Which lines in the listing below contain the string "document"? Report each of them in full.

★ ★ ★ ★ ★ ★ ★

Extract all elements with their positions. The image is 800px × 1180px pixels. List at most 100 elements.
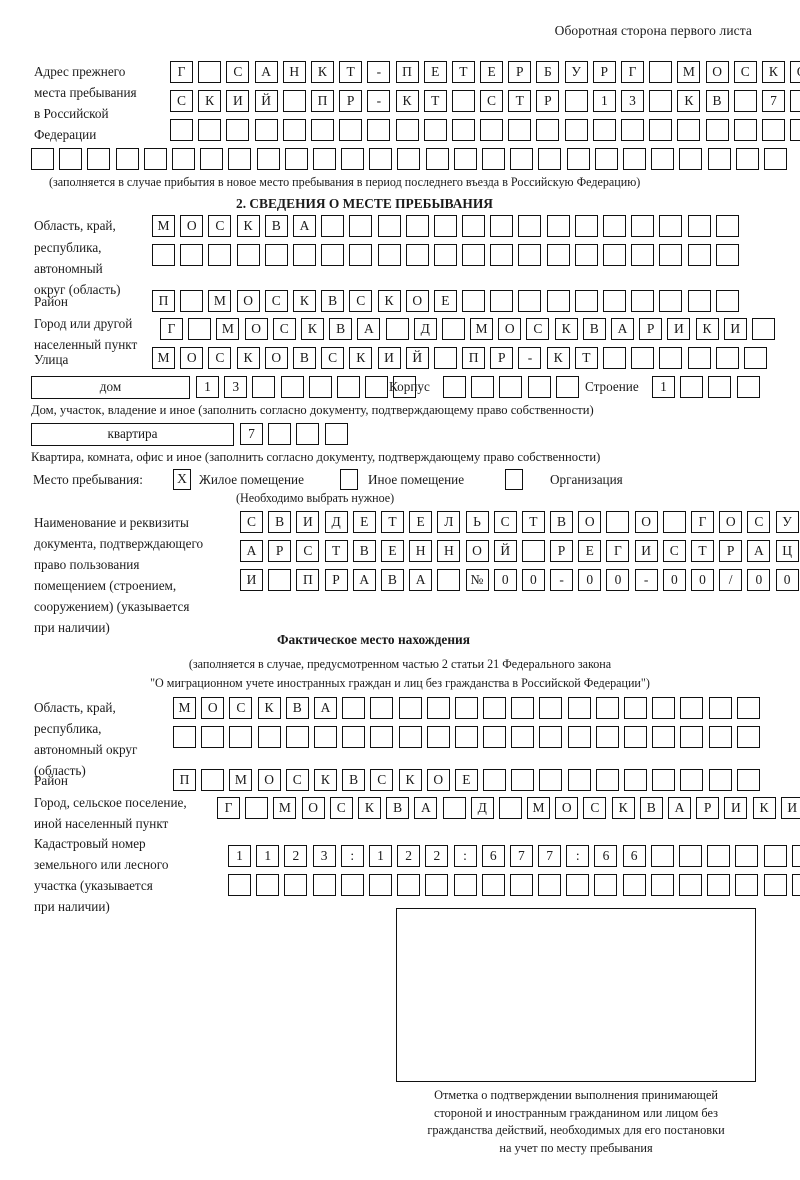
char-cell[interactable] — [143, 148, 167, 170]
char-cell[interactable] — [539, 769, 563, 791]
char-cell[interactable] — [679, 845, 702, 867]
char-cell[interactable]: О — [257, 769, 281, 791]
char-cell[interactable]: К — [695, 318, 719, 340]
char-cell[interactable] — [198, 61, 222, 83]
char-cell[interactable] — [680, 769, 704, 791]
char-cell[interactable]: Е — [433, 290, 457, 312]
char-cell[interactable] — [462, 290, 486, 312]
char-cell[interactable]: Е — [480, 61, 504, 83]
char-cell[interactable]: Д — [413, 318, 437, 340]
char-cell[interactable]: 0 — [747, 569, 771, 591]
char-cell[interactable]: С — [208, 347, 232, 369]
char-cell[interactable] — [708, 697, 732, 719]
char-cell[interactable] — [539, 697, 563, 719]
char-cell[interactable] — [679, 148, 703, 170]
char-cell[interactable] — [423, 119, 447, 141]
char-cell[interactable]: Р — [592, 61, 616, 83]
char-cell[interactable]: Г — [691, 511, 714, 533]
char-cell[interactable]: О — [236, 290, 260, 312]
char-cell[interactable]: - — [367, 90, 391, 112]
char-cell[interactable]: Р — [324, 569, 348, 591]
char-cell[interactable] — [377, 244, 401, 266]
char-cell[interactable] — [735, 874, 759, 896]
char-cell[interactable] — [310, 119, 334, 141]
char-cell[interactable]: 3 — [312, 845, 336, 867]
char-cell[interactable]: И — [667, 318, 691, 340]
char-cell[interactable] — [574, 290, 598, 312]
char-cell[interactable] — [313, 726, 337, 748]
char-cell[interactable] — [296, 423, 320, 445]
char-cell[interactable]: Й — [493, 540, 517, 562]
char-cell[interactable]: Е — [380, 540, 404, 562]
char-cell[interactable]: О — [244, 318, 268, 340]
char-cell[interactable] — [650, 874, 674, 896]
char-cell[interactable]: Н — [437, 540, 461, 562]
document-row-1[interactable]: СВИДЕТЕЛЬСТВООГОСУД — [240, 511, 800, 533]
char-cell[interactable] — [393, 376, 417, 398]
char-cell[interactable]: Е — [454, 769, 478, 791]
char-cell[interactable]: Р — [339, 90, 363, 112]
char-cell[interactable]: 7 — [761, 90, 785, 112]
char-cell[interactable] — [649, 90, 673, 112]
cadastral-row-2[interactable] — [228, 874, 800, 896]
char-cell[interactable] — [735, 148, 759, 170]
char-cell[interactable] — [425, 148, 449, 170]
char-cell[interactable] — [546, 290, 570, 312]
char-cell[interactable]: Б — [536, 61, 560, 83]
char-cell[interactable]: Т — [451, 61, 475, 83]
char-cell[interactable]: И — [780, 797, 800, 819]
korpus-row[interactable] — [443, 376, 584, 398]
char-cell[interactable] — [397, 874, 421, 896]
char-cell[interactable] — [518, 290, 542, 312]
char-cell[interactable] — [321, 244, 345, 266]
char-cell[interactable] — [652, 697, 676, 719]
char-cell[interactable]: 2 — [284, 845, 308, 867]
char-cell[interactable] — [490, 290, 514, 312]
char-cell[interactable] — [566, 148, 590, 170]
char-cell[interactable]: С — [285, 769, 309, 791]
char-cell[interactable] — [631, 290, 655, 312]
char-cell[interactable] — [631, 347, 655, 369]
char-cell[interactable]: 1 — [652, 376, 675, 398]
char-cell[interactable] — [650, 845, 674, 867]
char-cell[interactable]: Р — [268, 540, 292, 562]
char-cell[interactable] — [426, 726, 450, 748]
char-cell[interactable] — [180, 290, 204, 312]
char-cell[interactable]: Д — [470, 797, 494, 819]
char-cell[interactable]: М — [677, 61, 701, 83]
char-cell[interactable] — [539, 726, 563, 748]
char-cell[interactable]: М — [229, 769, 253, 791]
char-cell[interactable] — [715, 215, 739, 237]
char-cell[interactable]: С — [662, 540, 686, 562]
char-cell[interactable] — [538, 874, 562, 896]
char-cell[interactable] — [735, 845, 759, 867]
char-cell[interactable]: С — [229, 697, 253, 719]
char-cell[interactable] — [324, 423, 348, 445]
char-cell[interactable] — [733, 90, 757, 112]
char-cell[interactable] — [426, 697, 450, 719]
char-cell[interactable] — [518, 244, 542, 266]
char-cell[interactable]: 1 — [368, 845, 392, 867]
char-cell[interactable] — [595, 769, 619, 791]
char-cell[interactable] — [651, 148, 675, 170]
char-cell[interactable]: : — [566, 845, 590, 867]
char-cell[interactable] — [425, 874, 449, 896]
char-cell[interactable]: К — [349, 347, 373, 369]
region-row-2[interactable] — [152, 244, 744, 266]
char-cell[interactable] — [736, 726, 760, 748]
char-cell[interactable] — [87, 148, 111, 170]
char-cell[interactable] — [312, 874, 336, 896]
char-cell[interactable] — [433, 215, 457, 237]
char-cell[interactable] — [370, 697, 394, 719]
char-cell[interactable] — [595, 726, 619, 748]
char-cell[interactable] — [511, 726, 535, 748]
char-cell[interactable]: Р — [719, 540, 743, 562]
char-cell[interactable] — [454, 697, 478, 719]
char-cell[interactable] — [285, 726, 309, 748]
char-cell[interactable] — [791, 874, 800, 896]
char-cell[interactable]: О — [719, 511, 743, 533]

★ ★ ★ ★ ★ ★ ★

Written answer:
document-row-1[interactable]: СВИДЕТЕЛЬСТВООГОСУД — [240, 511, 800, 533]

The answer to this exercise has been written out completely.